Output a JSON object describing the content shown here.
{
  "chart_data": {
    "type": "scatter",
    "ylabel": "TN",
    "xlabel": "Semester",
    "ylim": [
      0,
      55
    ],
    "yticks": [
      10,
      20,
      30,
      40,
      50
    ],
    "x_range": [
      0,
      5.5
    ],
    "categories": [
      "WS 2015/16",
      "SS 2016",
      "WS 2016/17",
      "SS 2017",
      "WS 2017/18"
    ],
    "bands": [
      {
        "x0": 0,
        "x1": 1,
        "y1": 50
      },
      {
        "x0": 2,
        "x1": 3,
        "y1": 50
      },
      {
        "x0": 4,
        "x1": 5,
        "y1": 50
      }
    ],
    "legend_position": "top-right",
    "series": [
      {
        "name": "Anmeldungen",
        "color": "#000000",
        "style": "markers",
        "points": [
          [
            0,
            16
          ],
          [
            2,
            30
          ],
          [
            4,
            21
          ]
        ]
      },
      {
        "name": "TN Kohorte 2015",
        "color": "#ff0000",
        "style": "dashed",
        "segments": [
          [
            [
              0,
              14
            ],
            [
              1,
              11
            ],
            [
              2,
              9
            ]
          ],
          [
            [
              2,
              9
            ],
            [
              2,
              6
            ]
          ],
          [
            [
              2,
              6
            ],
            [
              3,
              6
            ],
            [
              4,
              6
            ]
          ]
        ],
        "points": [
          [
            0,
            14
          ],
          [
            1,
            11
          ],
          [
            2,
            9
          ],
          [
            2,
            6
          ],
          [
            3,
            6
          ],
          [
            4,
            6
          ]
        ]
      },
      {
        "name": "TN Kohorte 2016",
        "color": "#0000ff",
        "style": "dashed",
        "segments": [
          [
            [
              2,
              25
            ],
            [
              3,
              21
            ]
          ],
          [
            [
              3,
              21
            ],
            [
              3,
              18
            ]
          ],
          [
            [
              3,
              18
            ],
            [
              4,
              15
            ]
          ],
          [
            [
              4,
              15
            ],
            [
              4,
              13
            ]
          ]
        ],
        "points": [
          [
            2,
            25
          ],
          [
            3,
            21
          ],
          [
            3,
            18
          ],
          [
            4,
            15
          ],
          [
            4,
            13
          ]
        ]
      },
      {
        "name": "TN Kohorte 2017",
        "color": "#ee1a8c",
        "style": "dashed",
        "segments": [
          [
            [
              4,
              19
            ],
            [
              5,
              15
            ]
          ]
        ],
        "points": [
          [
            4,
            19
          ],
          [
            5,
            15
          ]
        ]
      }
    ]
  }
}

__DO THIS__
Copy all the lines above that hold the string "name".

__RESULT OF THIS EXERCISE__
        "name": "Anmeldungen",
        "name": "TN Kohorte 2015",
        "name": "TN Kohorte 2016",
        "name": "TN Kohorte 2017",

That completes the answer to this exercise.